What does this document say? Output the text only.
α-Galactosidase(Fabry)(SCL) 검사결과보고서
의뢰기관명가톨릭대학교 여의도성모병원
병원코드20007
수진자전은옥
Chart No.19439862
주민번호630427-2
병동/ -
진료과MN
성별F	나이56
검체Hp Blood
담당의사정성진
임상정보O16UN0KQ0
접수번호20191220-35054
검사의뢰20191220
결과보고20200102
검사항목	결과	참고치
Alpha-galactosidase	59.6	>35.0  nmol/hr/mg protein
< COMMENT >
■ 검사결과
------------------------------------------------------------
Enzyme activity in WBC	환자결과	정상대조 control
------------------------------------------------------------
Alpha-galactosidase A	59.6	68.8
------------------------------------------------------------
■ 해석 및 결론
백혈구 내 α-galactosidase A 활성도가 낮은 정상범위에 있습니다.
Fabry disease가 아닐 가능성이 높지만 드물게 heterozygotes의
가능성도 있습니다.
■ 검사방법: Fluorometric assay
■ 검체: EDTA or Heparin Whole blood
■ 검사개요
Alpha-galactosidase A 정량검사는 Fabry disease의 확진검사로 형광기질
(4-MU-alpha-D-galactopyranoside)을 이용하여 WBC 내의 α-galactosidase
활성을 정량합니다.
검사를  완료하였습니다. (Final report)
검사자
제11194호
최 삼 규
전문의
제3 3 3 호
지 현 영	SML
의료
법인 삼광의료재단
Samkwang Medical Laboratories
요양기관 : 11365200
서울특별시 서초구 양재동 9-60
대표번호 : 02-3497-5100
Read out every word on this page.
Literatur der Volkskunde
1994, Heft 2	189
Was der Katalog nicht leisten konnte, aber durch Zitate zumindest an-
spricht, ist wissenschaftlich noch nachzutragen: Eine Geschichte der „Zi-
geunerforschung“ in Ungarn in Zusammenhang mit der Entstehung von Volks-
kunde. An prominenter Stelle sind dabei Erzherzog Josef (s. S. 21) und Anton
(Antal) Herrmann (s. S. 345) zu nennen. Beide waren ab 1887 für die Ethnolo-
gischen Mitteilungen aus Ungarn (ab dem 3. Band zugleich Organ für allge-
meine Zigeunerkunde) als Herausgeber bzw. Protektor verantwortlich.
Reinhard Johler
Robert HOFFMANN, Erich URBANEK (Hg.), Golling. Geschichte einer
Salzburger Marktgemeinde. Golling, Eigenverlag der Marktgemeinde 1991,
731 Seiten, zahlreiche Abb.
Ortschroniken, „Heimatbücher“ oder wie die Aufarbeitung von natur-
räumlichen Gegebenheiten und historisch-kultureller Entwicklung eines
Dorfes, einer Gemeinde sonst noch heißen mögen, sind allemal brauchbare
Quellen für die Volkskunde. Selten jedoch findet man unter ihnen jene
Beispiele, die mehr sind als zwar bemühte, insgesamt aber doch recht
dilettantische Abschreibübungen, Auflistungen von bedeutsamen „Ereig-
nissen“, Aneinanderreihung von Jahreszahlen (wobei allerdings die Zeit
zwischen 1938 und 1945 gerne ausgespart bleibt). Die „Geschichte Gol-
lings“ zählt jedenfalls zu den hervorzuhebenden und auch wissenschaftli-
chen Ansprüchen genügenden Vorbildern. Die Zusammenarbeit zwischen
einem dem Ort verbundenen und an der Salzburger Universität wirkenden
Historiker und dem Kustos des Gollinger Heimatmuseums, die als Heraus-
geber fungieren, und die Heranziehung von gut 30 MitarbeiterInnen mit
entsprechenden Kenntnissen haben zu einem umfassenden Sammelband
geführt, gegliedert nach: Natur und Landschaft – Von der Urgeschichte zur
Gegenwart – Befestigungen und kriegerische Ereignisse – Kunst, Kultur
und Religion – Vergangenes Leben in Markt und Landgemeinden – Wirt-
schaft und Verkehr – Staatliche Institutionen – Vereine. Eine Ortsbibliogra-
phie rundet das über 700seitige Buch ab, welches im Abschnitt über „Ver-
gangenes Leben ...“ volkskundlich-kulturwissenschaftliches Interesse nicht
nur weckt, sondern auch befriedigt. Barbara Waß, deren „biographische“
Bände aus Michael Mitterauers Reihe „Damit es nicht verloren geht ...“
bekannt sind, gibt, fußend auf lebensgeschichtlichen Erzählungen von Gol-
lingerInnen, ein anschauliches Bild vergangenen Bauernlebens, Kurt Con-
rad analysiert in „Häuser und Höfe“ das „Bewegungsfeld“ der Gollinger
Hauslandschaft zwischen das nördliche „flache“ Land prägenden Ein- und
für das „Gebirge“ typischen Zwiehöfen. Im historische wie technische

- Problem to solve
Everything in the material should be repeated exactly as written.

- Your response
What does this document say? Output the text only.
α-Galactosidase(Fabry)(SCL) 검사결과보고서
의뢰기관명가톨릭대학교 여의도성모병원
병원코드20007
수진자전은옥
Chart No.19439862
주민번호630427-2
병동/ -
진료과MN
성별F	나이56
검체Hp Blood
담당의사정성진
임상정보O16UN0KQ0
접수번호20191220-35054
검사의뢰20191220
결과보고20200102
검사항목	결과	참고치
Alpha-galactosidase	59.6	>35.0  nmol/hr/mg protein
< COMMENT >
■ 검사결과
------------------------------------------------------------
Enzyme activity in WBC	환자결과	정상대조 control
------------------------------------------------------------
Alpha-galactosidase A	59.6	68.8
------------------------------------------------------------
■ 해석 및 결론
백혈구 내 α-galactosidase A 활성도가 낮은 정상범위에 있습니다.
Fabry disease가 아닐 가능성이 높지만 드물게 heterozygotes의
가능성도 있습니다.
■ 검사방법: Fluorometric assay
■ 검체: EDTA or Heparin Whole blood
■ 검사개요
Alpha-galactosidase A 정량검사는 Fabry disease의 확진검사로 형광기질
(4-MU-alpha-D-galactopyranoside)을 이용하여 WBC 내의 α-galactosidase
활성을 정량합니다.
검사를  완료하였습니다. (Final report)
검사자
제11194호
최 삼 규
전문의
제3 3 3 호
지 현 영	SML
의료
법인 삼광의료재단
Samkwang Medical Laboratories
요양기관 : 11365200
서울특별시 서초구 양재동 9-60
대표번호 : 02-3497-5100
Read out every word on this page.
Literatur der Volkskunde
1994, Heft 2	189
Was der Katalog nicht leisten konnte, aber durch Zitate zumindest an-
spricht, ist wissenschaftlich noch nachzutragen: Eine Geschichte der „Zi-
geunerforschung“ in Ungarn in Zusammenhang mit der Entstehung von Volks-
kunde. An prominenter Stelle sind dabei Erzherzog Josef (s. S. 21) und Anton
(Antal) Herrmann (s. S. 345) zu nennen. Beide waren ab 1887 für die Ethnolo-
gischen Mitteilungen aus Ungarn (ab dem 3. Band zugleich Organ für allge-
meine Zigeunerkunde) als Herausgeber bzw. Protektor verantwortlich.
Reinhard Johler
Robert HOFFMANN, Erich URBANEK (Hg.), Golling. Geschichte einer
Salzburger Marktgemeinde. Golling, Eigenverlag der Marktgemeinde 1991,
731 Seiten, zahlreiche Abb.
Ortschroniken, „Heimatbücher“ oder wie die Aufarbeitung von natur-
räumlichen Gegebenheiten und historisch-kultureller Entwicklung eines
Dorfes, einer Gemeinde sonst noch heißen mögen, sind allemal brauchbare
Quellen für die Volkskunde. Selten jedoch findet man unter ihnen jene
Beispiele, die mehr sind als zwar bemühte, insgesamt aber doch recht
dilettantische Abschreibübungen, Auflistungen von bedeutsamen „Ereig-
nissen“, Aneinanderreihung von Jahreszahlen (wobei allerdings die Zeit
zwischen 1938 und 1945 gerne ausgespart bleibt). Die „Geschichte Gol-
lings“ zählt jedenfalls zu den hervorzuhebenden und auch wissenschaftli-
chen Ansprüchen genügenden Vorbildern. Die Zusammenarbeit zwischen
einem dem Ort verbundenen und an der Salzburger Universität wirkenden
Historiker und dem Kustos des Gollinger Heimatmuseums, die als Heraus-
geber fungieren, und die Heranziehung von gut 30 MitarbeiterInnen mit
entsprechenden Kenntnissen haben zu einem umfassenden Sammelband
geführt, gegliedert nach: Natur und Landschaft – Von der Urgeschichte zur
Gegenwart – Befestigungen und kriegerische Ereignisse – Kunst, Kultur
und Religion – Vergangenes Leben in Markt und Landgemeinden – Wirt-
schaft und Verkehr – Staatliche Institutionen – Vereine. Eine Ortsbibliogra-
phie rundet das über 700seitige Buch ab, welches im Abschnitt über „Ver-
gangenes Leben ...“ volkskundlich-kulturwissenschaftliches Interesse nicht
nur weckt, sondern auch befriedigt. Barbara Waß, deren „biographische“
Bände aus Michael Mitterauers Reihe „Damit es nicht verloren geht ...“
bekannt sind, gibt, fußend auf lebensgeschichtlichen Erzählungen von Gol-
lingerInnen, ein anschauliches Bild vergangenen Bauernlebens, Kurt Con-
rad analysiert in „Häuser und Höfe“ das „Bewegungsfeld“ der Gollinger
Hauslandschaft zwischen das nördliche „flache“ Land prägenden Ein- und
für das „Gebirge“ typischen Zwiehöfen. Im historische wie technische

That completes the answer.